═══ STORED RECORDS
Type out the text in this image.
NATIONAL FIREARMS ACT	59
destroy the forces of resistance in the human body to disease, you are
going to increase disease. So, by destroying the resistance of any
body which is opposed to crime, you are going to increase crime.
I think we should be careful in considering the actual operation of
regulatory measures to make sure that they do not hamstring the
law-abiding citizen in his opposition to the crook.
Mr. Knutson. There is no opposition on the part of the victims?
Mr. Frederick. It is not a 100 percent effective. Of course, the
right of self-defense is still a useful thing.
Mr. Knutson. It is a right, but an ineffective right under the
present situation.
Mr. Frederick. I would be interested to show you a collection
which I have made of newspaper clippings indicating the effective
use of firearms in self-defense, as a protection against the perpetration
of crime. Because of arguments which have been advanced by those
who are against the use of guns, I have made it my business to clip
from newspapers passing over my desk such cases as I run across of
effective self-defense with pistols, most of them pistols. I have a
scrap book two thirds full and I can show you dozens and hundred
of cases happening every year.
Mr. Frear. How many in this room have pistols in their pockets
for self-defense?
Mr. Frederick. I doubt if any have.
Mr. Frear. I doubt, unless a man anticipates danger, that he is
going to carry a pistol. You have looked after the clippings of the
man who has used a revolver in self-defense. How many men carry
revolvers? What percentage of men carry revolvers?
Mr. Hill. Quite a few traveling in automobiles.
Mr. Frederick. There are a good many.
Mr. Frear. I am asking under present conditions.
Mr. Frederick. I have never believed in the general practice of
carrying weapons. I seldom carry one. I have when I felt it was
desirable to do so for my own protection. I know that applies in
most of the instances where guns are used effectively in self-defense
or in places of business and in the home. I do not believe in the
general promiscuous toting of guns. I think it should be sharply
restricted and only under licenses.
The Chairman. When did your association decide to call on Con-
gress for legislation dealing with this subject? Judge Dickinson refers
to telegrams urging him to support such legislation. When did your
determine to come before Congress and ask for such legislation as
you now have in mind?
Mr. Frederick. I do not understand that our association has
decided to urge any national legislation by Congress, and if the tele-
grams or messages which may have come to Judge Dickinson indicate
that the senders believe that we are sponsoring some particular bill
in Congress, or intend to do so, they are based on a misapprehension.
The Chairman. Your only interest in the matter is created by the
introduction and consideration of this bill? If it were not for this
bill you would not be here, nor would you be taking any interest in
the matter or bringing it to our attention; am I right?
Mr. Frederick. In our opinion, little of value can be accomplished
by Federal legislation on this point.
══════
**OBJECTIVE:** Every line above should be printed again exactly as it stands.

**RESULT FOR THIS EXERCISE:**
Type out the text in this image.
NATIONAL FIREARMS ACT	59
destroy the forces of resistance in the human body to disease, you are
going to increase disease. So, by destroying the resistance of any
body which is opposed to crime, you are going to increase crime.
I think we should be careful in considering the actual operation of
regulatory measures to make sure that they do not hamstring the
law-abiding citizen in his opposition to the crook.
Mr. Knutson. There is no opposition on the part of the victims?
Mr. Frederick. It is not a 100 percent effective. Of course, the
right of self-defense is still a useful thing.
Mr. Knutson. It is a right, but an ineffective right under the
present situation.
Mr. Frederick. I would be interested to show you a collection
which I have made of newspaper clippings indicating the effective
use of firearms in self-defense, as a protection against the perpetration
of crime. Because of arguments which have been advanced by those
who are against the use of guns, I have made it my business to clip
from newspapers passing over my desk such cases as I run across of
effective self-defense with pistols, most of them pistols. I have a
scrap book two thirds full and I can show you dozens and hundred
of cases happening every year.
Mr. Frear. How many in this room have pistols in their pockets
for self-defense?
Mr. Frederick. I doubt if any have.
Mr. Frear. I doubt, unless a man anticipates danger, that he is
going to carry a pistol. You have looked after the clippings of the
man who has used a revolver in self-defense. How many men carry
revolvers? What percentage of men carry revolvers?
Mr. Hill. Quite a few traveling in automobiles.
Mr. Frederick. There are a good many.
Mr. Frear. I am asking under present conditions.
Mr. Frederick. I have never believed in the general practice of
carrying weapons. I seldom carry one. I have when I felt it was
desirable to do so for my own protection. I know that applies in
most of the instances where guns are used effectively in self-defense
or in places of business and in the home. I do not believe in the
general promiscuous toting of guns. I think it should be sharply
restricted and only under licenses.
The Chairman. When did your association decide to call on Con-
gress for legislation dealing with this subject? Judge Dickinson refers
to telegrams urging him to support such legislation. When did your
determine to come before Congress and ask for such legislation as
you now have in mind?
Mr. Frederick. I do not understand that our association has
decided to urge any national legislation by Congress, and if the tele-
grams or messages which may have come to Judge Dickinson indicate
that the senders believe that we are sponsoring some particular bill
in Congress, or intend to do so, they are based on a misapprehension.
The Chairman. Your only interest in the matter is created by the
introduction and consideration of this bill? If it were not for this
bill you would not be here, nor would you be taking any interest in
the matter or bringing it to our attention; am I right?
Mr. Frederick. In our opinion, little of value can be accomplished
by Federal legislation on this point.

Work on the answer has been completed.